[Collected data entries]
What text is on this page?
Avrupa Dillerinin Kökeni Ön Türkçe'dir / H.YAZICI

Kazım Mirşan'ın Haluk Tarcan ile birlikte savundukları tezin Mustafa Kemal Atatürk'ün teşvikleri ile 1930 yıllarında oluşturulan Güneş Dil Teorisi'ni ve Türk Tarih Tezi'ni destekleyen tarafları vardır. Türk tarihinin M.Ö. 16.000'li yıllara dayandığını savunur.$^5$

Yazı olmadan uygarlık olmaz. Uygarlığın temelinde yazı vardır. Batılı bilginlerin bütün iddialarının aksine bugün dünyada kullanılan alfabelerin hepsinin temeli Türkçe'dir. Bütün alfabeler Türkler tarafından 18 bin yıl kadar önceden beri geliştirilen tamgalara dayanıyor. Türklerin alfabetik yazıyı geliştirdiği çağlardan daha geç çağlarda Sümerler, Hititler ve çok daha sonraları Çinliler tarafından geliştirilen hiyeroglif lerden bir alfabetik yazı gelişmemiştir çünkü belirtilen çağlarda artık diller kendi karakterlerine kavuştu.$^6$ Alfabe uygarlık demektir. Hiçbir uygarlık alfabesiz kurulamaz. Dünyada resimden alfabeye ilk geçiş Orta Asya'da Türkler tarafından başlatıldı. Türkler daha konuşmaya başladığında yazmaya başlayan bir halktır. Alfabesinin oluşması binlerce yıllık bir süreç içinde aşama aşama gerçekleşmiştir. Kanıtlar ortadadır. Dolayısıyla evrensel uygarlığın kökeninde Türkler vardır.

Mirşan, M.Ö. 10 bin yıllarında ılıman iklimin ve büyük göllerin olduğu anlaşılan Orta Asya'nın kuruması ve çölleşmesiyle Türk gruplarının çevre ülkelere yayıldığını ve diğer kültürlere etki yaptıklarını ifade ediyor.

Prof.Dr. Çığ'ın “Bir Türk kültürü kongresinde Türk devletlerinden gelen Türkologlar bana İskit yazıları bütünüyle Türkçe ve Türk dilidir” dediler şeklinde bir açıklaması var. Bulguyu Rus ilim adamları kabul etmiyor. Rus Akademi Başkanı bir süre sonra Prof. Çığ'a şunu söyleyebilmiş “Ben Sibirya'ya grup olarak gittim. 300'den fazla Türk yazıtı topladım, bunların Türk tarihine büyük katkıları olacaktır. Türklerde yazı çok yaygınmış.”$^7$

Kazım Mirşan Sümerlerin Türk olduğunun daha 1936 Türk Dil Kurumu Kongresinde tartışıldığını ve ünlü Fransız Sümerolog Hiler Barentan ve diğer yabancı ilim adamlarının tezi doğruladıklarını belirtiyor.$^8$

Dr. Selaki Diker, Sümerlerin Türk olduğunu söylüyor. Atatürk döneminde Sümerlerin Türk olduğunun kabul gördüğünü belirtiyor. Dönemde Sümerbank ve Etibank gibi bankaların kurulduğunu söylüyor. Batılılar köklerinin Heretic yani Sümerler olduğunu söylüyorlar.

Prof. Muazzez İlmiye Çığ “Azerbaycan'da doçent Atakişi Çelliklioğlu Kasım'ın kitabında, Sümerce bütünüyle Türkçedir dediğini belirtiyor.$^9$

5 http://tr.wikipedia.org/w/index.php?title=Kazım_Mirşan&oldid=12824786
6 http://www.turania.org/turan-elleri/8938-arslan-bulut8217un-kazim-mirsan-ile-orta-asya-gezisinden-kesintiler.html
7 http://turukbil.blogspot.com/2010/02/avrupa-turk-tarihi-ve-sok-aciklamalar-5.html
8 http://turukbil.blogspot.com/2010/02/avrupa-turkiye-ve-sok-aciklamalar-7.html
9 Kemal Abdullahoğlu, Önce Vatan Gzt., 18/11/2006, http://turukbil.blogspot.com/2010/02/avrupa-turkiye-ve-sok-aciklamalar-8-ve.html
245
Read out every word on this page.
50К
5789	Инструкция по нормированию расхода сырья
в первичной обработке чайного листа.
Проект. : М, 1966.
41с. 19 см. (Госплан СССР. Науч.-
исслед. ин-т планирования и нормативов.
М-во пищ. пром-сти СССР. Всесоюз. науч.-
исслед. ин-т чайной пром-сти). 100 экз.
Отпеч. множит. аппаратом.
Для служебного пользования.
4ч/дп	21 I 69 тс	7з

* What you will do
Copy out all lines where the word "turukbil" appears.

* Completed task
7 http://turukbil.blogspot.com/2010/02/avrupa-turk-tarihi-ve-sok-aciklamalar-5.html
8 http://turukbil.blogspot.com/2010/02/avrupa-turkiye-ve-sok-aciklamalar-7.html
9 Kemal Abdullahoğlu, Önce Vatan Gzt., 18/11/2006, http://turukbil.blogspot.com/2010/02/avrupa-turkiye-ve-sok-aciklamalar-8-ve.html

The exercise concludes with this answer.